→ Short exercise
Quote the records that follow in full, leaving the pictures out.

→ Records shown
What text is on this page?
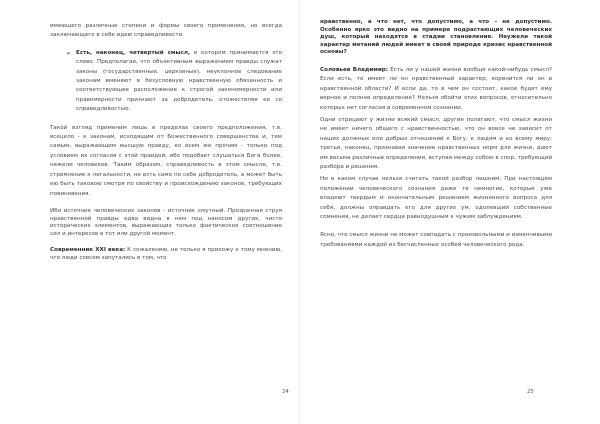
имеющего различные степени и формы своего применения, но всегда заключающего в себе идею справедливости.

➢ Есть, наконец, четвертый смысл, в котором принимается это слово. Предполагая, что объективным выражением правды служат законы (государственные, церковные), неуклонное следование законам вменяют в безусловную нравственную обязанность и соответствующее расположение к строгой закономерности или правомерности признают за добродетель, отожествляя ее со справедливостью.

Такой взгляд применим лишь в пределах своего предположения, т.е. всецело - к законам, исходящим от Божественного совершенства и, тем самым, выражающим высшую правду, ко всем же прочим - только под условием их согласия с этой правдой; ибо подобает слушаться Бога более, нежели человеков. Таким образом, справедливость в этом смысле, т.е. стремление к легальности, не есть само по себе добродетель, а может быть ею быть таковою смотря по свойству и происхождению законов, требующих повиновения.

Ибо источник человеческих законов - источник смутный. Прозрачная струя нравственной правды едва видна в нем под наносом других, чисто исторических элементов, выражающих только фактическое соотношение сил и интересов в тот или другой момент.

Современник XXI века: К сожалению, не только я прихожу к тому мнению, что люди совсем запутались в том, что

24

нравственно, а что нет, что допустимо, а что – не допустимо. Особенно ярко это видно на примере подрастающих человеческих душ, который находятся в стадии становления. Неужели такой характер метаний людей имеет в своей природе кризис нравственной основы?

Соловьев Владимир: Есть ли у нашей жизни вообще какой-нибудь смысл? Если есть, то имеет ли он нравственный характер, коренится ли он в нравственной области? И если да, то в чем он состоит, какое будет ему верное и полное определение? Нельзя обойти этих вопросов, относительно которых нет согласия в современном сознании.

Одни отрицают у жизни всякий смысл, другие полагают, что смысл жизни не имеет ничего общего с нравственностью, что он вовсе не зависит от наших должных или добрых отношений к Богу, к людям и ко всему миру; третьи, наконец, признавая значение нравственных норм для жизни, дают им весьма различные определения, вступая между собою в спор, требующий разбора и решения.

Ни в каком случае нельзя считать такой разбор лишним. При настоящем положении человеческого сознания даже те немногие, которые уже владеют твердым и окончательным решением жизненного вопроса для себя, должны оправдать его для других ум, одолевший собственные сомнения, не делает сердце равнодушным к чужим заблуждениям.

Ясно, что смысл жизни не может совпадать с произвольными и изменчивыми требованиями каждой из бесчисленных особей человеческого рода.

25
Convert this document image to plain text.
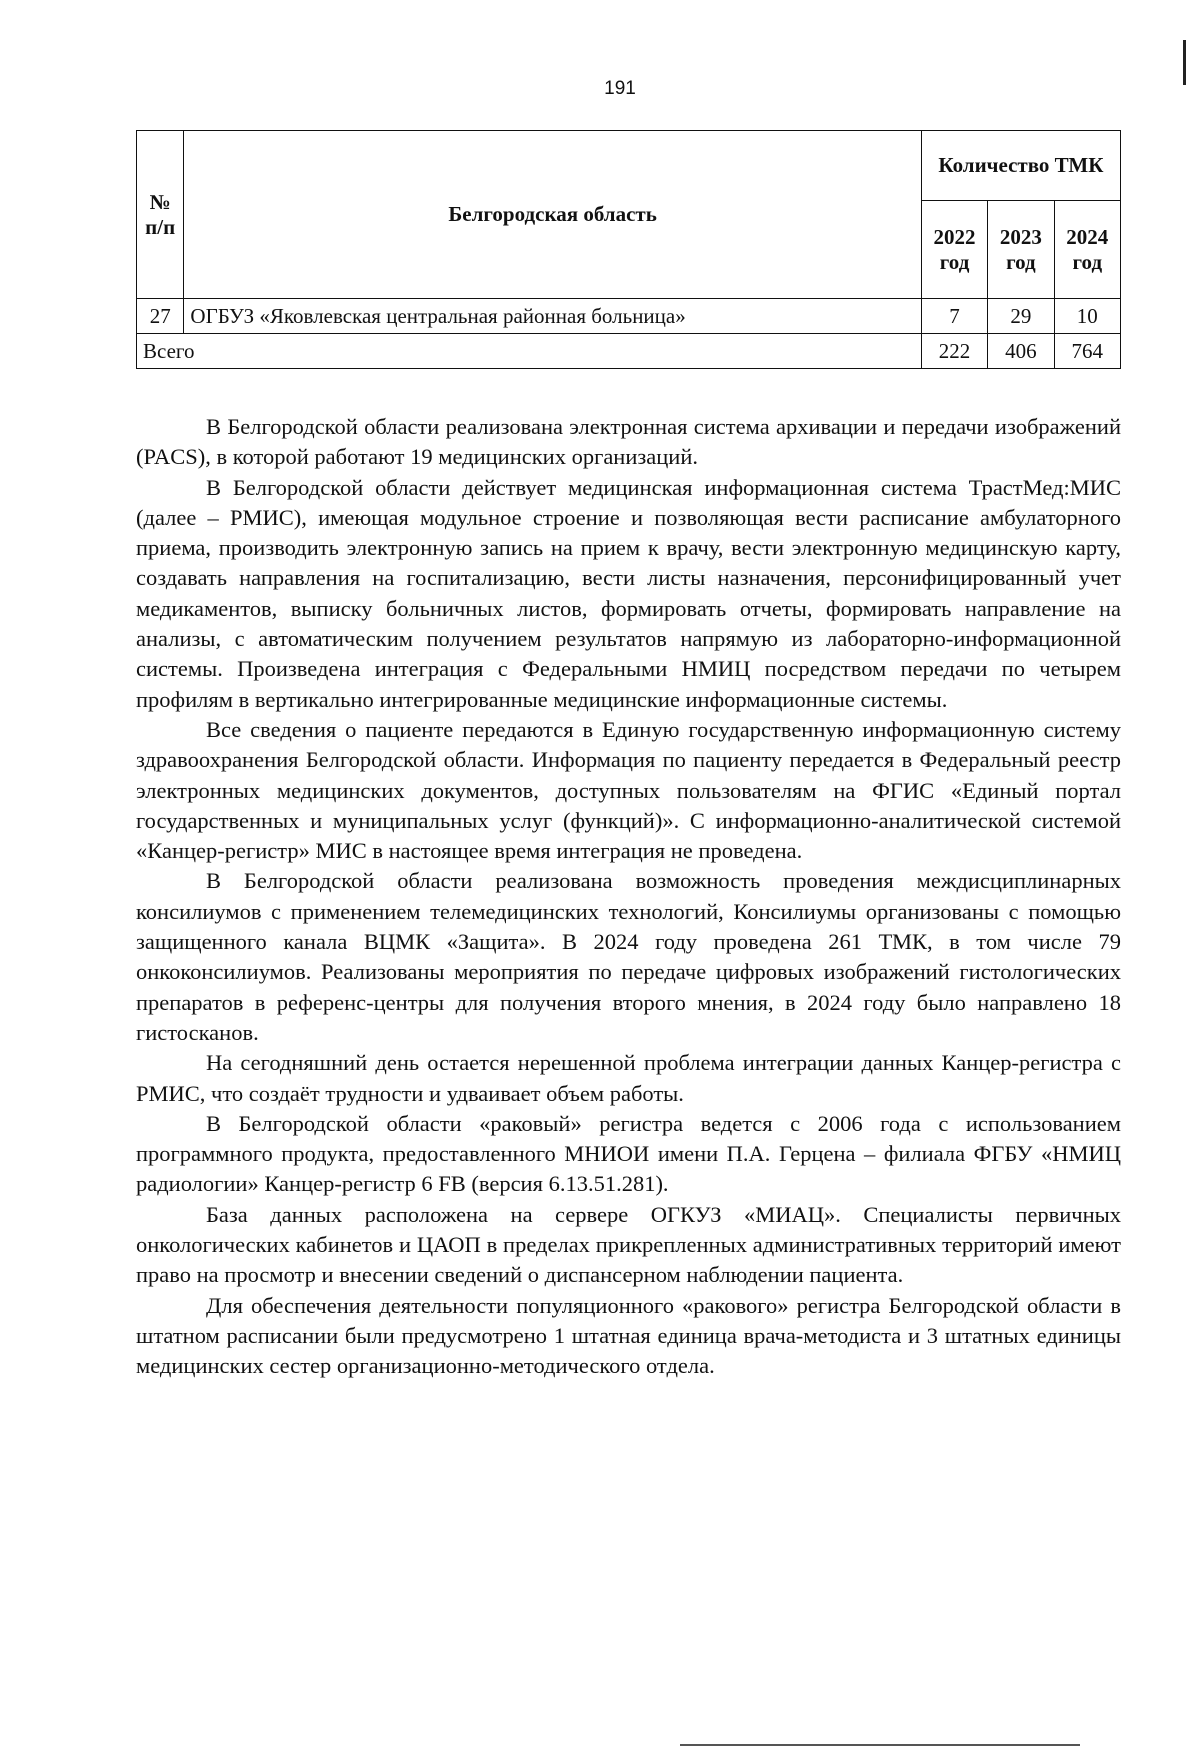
191
№ п/п	Белгородская область	Количество ТМК		
		2022 год	2023 год	2024 год
27	ОГБУЗ «Яковлевская центральная районная больница»	7	29	10
Всего		222	406	764

В Белгородской области реализована электронная система архивации и передачи изображений (PACS), в которой работают 19 медицинских организаций.

В Белгородской области действует медицинская информационная система ТрастМед:МИС (далее – РМИС), имеющая модульное строение и позволяющая вести расписание амбулаторного приема, производить электронную запись на прием к врачу, вести электронную медицинскую карту, создавать направления на госпитализацию, вести листы назначения, персонифицированный учет медикаментов, выписку больничных листов, формировать отчеты, формировать направление на анализы, с автоматическим получением результатов напрямую из лабораторно-информационной системы. Произведена интеграция с Федеральными НМИЦ посредством передачи по четырем профилям в вертикально интегрированные медицинские информационные системы.

Все сведения о пациенте передаются в Единую государственную информационную систему здравоохранения Белгородской области. Информация по пациенту передается в Федеральный реестр электронных медицинских документов, доступных пользователям на ФГИС «Единый портал государственных и муниципальных услуг (функций)». С информационно-аналитической системой «Канцер-регистр» МИС в настоящее время интеграция не проведена.

В Белгородской области реализована возможность проведения междисциплинарных консилиумов с применением телемедицинских технологий, Консилиумы организованы с помощью защищенного канала ВЦМК «Защита». В 2024 году проведена 261 ТМК, в том числе 79 онкоконсилиумов. Реализованы мероприятия по передаче цифровых изображений гистологических препаратов в референс-центры для получения второго мнения, в 2024 году было направлено 18 гистосканов.

На сегодняшний день остается нерешенной проблема интеграции данных Канцер-регистра с РМИС, что создаёт трудности и удваивает объем работы.

В Белгородской области «раковый» регистра ведется с 2006 года с использованием программного продукта, предоставленного МНИОИ имени П.А. Герцена – филиала ФГБУ «НМИЦ радиологии» Канцер-регистр 6 FB (версия 6.13.51.281).

База данных расположена на сервере ОГКУЗ «МИАЦ». Специалисты первичных онкологических кабинетов и ЦАОП в пределах прикрепленных административных территорий имеют право на просмотр и внесении сведений о диспансерном наблюдении пациента.

Для обеспечения деятельности популяционного «ракового» регистра Белгородской области в штатном расписании были предусмотрено 1 штатная единица врача-методиста и 3 штатных единицы медицинских сестер организационно-методического отдела.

→ Correct output
What text is on this page?
имеющего различные степени и формы своего применения, но всегда заключающего в себе идею справедливости.

➢ Есть, наконец, четвертый смысл, в котором принимается это слово. Предполагая, что объективным выражением правды служат законы (государственные, церковные), неуклонное следование законам вменяют в безусловную нравственную обязанность и соответствующее расположение к строгой закономерности или правомерности признают за добродетель, отожествляя ее со справедливостью.

Такой взгляд применим лишь в пределах своего предположения, т.е. всецело - к законам, исходящим от Божественного совершенства и, тем самым, выражающим высшую правду, ко всем же прочим - только под условием их согласия с этой правдой; ибо подобает слушаться Бога более, нежели человеков. Таким образом, справедливость в этом смысле, т.е. стремление к легальности, не есть само по себе добродетель, а может быть ею быть таковою смотря по свойству и происхождению законов, требующих повиновения.

Ибо источник человеческих законов - источник смутный. Прозрачная струя нравственной правды едва видна в нем под наносом других, чисто исторических элементов, выражающих только фактическое соотношение сил и интересов в тот или другой момент.

Современник XXI века: К сожалению, не только я прихожу к тому мнению, что люди совсем запутались в том, что

24

нравственно, а что нет, что допустимо, а что – не допустимо. Особенно ярко это видно на примере подрастающих человеческих душ, который находятся в стадии становления. Неужели такой характер метаний людей имеет в своей природе кризис нравственной основы?

Соловьев Владимир: Есть ли у нашей жизни вообще какой-нибудь смысл? Если есть, то имеет ли он нравственный характер, коренится ли он в нравственной области? И если да, то в чем он состоит, какое будет ему верное и полное определение? Нельзя обойти этих вопросов, относительно которых нет согласия в современном сознании.

Одни отрицают у жизни всякий смысл, другие полагают, что смысл жизни не имеет ничего общего с нравственностью, что он вовсе не зависит от наших должных или добрых отношений к Богу, к людям и ко всему миру; третьи, наконец, признавая значение нравственных норм для жизни, дают им весьма различные определения, вступая между собою в спор, требующий разбора и решения.

Ни в каком случае нельзя считать такой разбор лишним. При настоящем положении человеческого сознания даже те немногие, которые уже владеют твердым и окончательным решением жизненного вопроса для себя, должны оправдать его для других ум, одолевший собственные сомнения, не делает сердце равнодушным к чужим заблуждениям.

Ясно, что смысл жизни не может совпадать с произвольными и изменчивыми требованиями каждой из бесчисленных особей человеческого рода.

25
Convert this document image to plain text.
191
№ п/п	Белгородская область	Количество ТМК		
		2022 год	2023 год	2024 год
27	ОГБУЗ «Яковлевская центральная районная больница»	7	29	10
Всего		222	406	764

В Белгородской области реализована электронная система архивации и передачи изображений (PACS), в которой работают 19 медицинских организаций.

В Белгородской области действует медицинская информационная система ТрастМед:МИС (далее – РМИС), имеющая модульное строение и позволяющая вести расписание амбулаторного приема, производить электронную запись на прием к врачу, вести электронную медицинскую карту, создавать направления на госпитализацию, вести листы назначения, персонифицированный учет медикаментов, выписку больничных листов, формировать отчеты, формировать направление на анализы, с автоматическим получением результатов напрямую из лабораторно-информационной системы. Произведена интеграция с Федеральными НМИЦ посредством передачи по четырем профилям в вертикально интегрированные медицинские информационные системы.

Все сведения о пациенте передаются в Единую государственную информационную систему здравоохранения Белгородской области. Информация по пациенту передается в Федеральный реестр электронных медицинских документов, доступных пользователям на ФГИС «Единый портал государственных и муниципальных услуг (функций)». С информационно-аналитической системой «Канцер-регистр» МИС в настоящее время интеграция не проведена.

В Белгородской области реализована возможность проведения междисциплинарных консилиумов с применением телемедицинских технологий, Консилиумы организованы с помощью защищенного канала ВЦМК «Защита». В 2024 году проведена 261 ТМК, в том числе 79 онкоконсилиумов. Реализованы мероприятия по передаче цифровых изображений гистологических препаратов в референс-центры для получения второго мнения, в 2024 году было направлено 18 гистосканов.

На сегодняшний день остается нерешенной проблема интеграции данных Канцер-регистра с РМИС, что создаёт трудности и удваивает объем работы.

В Белгородской области «раковый» регистра ведется с 2006 года с использованием программного продукта, предоставленного МНИОИ имени П.А. Герцена – филиала ФГБУ «НМИЦ радиологии» Канцер-регистр 6 FB (версия 6.13.51.281).

База данных расположена на сервере ОГКУЗ «МИАЦ». Специалисты первичных онкологических кабинетов и ЦАОП в пределах прикрепленных административных территорий имеют право на просмотр и внесении сведений о диспансерном наблюдении пациента.

Для обеспечения деятельности популяционного «ракового» регистра Белгородской области в штатном расписании были предусмотрено 1 штатная единица врача-методиста и 3 штатных единицы медицинских сестер организационно-методического отдела.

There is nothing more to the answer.